Extracted data entries

• • • •

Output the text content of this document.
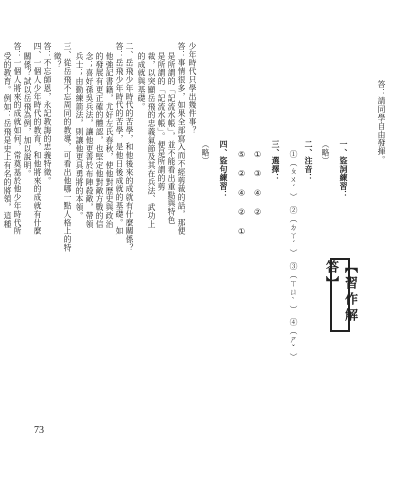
答：請同學自由發揮。
【習作解答】
一、盜詞練習：
（略）
二、注音：
①（ㄆㄨˊ）　②（ㄉㄚˊ）　③（ㄒㄩˋ）　④（ㄕˇ）
三、選擇：
① ③ ④ ②
⑤ ② ④ ② ①
四、盜句練習：
（略）
少年時代只學出幾件事？
答：事情很多，如果全部寫入而不經剪裁的話，那便
是所謂的「記流水帳」，並不能看出重點與特色
是所謂的「記流水帳」。便是所謂的剪
裁，以突顯岳飛的忠義氣節及其在兵法、武功上
的成就與基礎。
二、岳飛少年時代的苦學，和他後來的成就有什麼關係？
答：岳飛少年時代的苦學，是他日後成就的基礎。如
他強記書籍，尤好左氏春秋，使他對歷史與政治
的發展有更正確的體認，也堅定他對敵方戰的信
念；喜好孫吳兵法，讓他更善於布陣殺敵，帶領
兵士；由勤練箭法，則讓他更具勇將的本領。
三、從岳飛不忘周同的教導，可看出他哪一點人格上的特
徵？
答：不忘師恩，永記教誨的忠義特徵。
四、一個人少年時代的教育，和他將來的成就有什麼
關係？試以岳飛為例，加以說明。
答：一個人將來的成就如何，常奠基於他少年時代所
受的教育。例如：岳飛是史上有名的將領，這種
73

• • • •

• PROBLEM TO WORK ON: Leave out all pictures, then copy the remaining material exactly.

• THE OUTPUT:
Output the text content of this document.
答：請同學自由發揮。
【習作解答】
一、盜詞練習：
（略）
二、注音：
①（ㄆㄨˊ）　②（ㄉㄚˊ）　③（ㄒㄩˋ）　④（ㄕˇ）
三、選擇：
① ③ ④ ②
⑤ ② ④ ② ①
四、盜句練習：
（略）
少年時代只學出幾件事？
答：事情很多，如果全部寫入而不經剪裁的話，那便
是所謂的「記流水帳」，並不能看出重點與特色
是所謂的「記流水帳」。便是所謂的剪
裁，以突顯岳飛的忠義氣節及其在兵法、武功上
的成就與基礎。
二、岳飛少年時代的苦學，和他後來的成就有什麼關係？
答：岳飛少年時代的苦學，是他日後成就的基礎。如
他強記書籍，尤好左氏春秋，使他對歷史與政治
的發展有更正確的體認，也堅定他對敵方戰的信
念；喜好孫吳兵法，讓他更善於布陣殺敵，帶領
兵士；由勤練箭法，則讓他更具勇將的本領。
三、從岳飛不忘周同的教導，可看出他哪一點人格上的特
徵？
答：不忘師恩，永記教誨的忠義特徵。
四、一個人少年時代的教育，和他將來的成就有什麼
關係？試以岳飛為例，加以說明。
答：一個人將來的成就如何，常奠基於他少年時代所
受的教育。例如：岳飛是史上有名的將領，這種
73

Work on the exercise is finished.